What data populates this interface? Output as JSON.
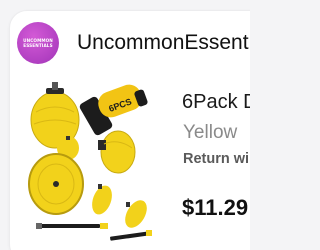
{
  "store": {
    "name": "UncommonEssenti",
    "logo_line1": "UNCOMMON",
    "logo_line2": "ESSENTIALS",
    "logo_color": "#b03fc1"
  },
  "product": {
    "title": "6Pack D",
    "variant": "Yellow",
    "return_text": "Return wi",
    "price": "$11.29",
    "image_badge": "6PCS",
    "image_icon": "drill-brush-kit-image",
    "brush_color": "#f2d21b"
  }
}
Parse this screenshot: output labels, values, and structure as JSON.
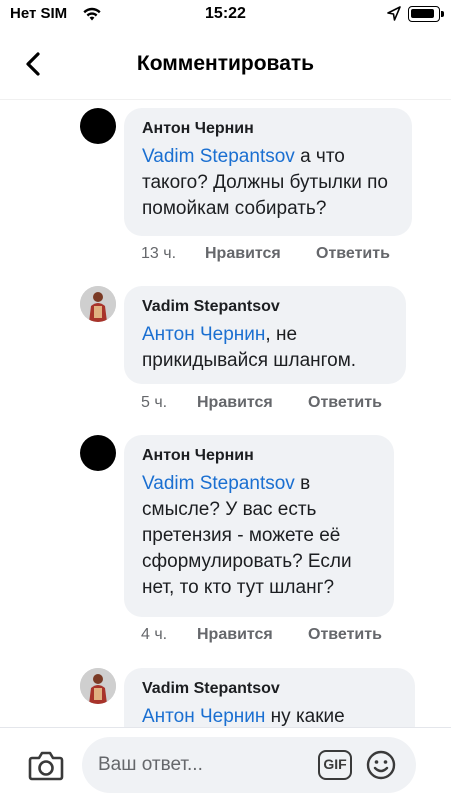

- **What to do**: Quote the material word for word, dropping any images it holds.

- **Exercise solution**:
What data populates this interface? Output as JSON.
{
  "store": {
    "name": "UncommonEssenti",
    "logo_line1": "UNCOMMON",
    "logo_line2": "ESSENTIALS",
    "logo_color": "#b03fc1"
  },
  "product": {
    "title": "6Pack D",
    "variant": "Yellow",
    "return_text": "Return wi",
    "price": "$11.29",
    "image_badge": "6PCS",
    "image_icon": "drill-brush-kit-image",
    "brush_color": "#f2d21b"
  }
}
Parse this screenshot: output labels, values, and structure as JSON.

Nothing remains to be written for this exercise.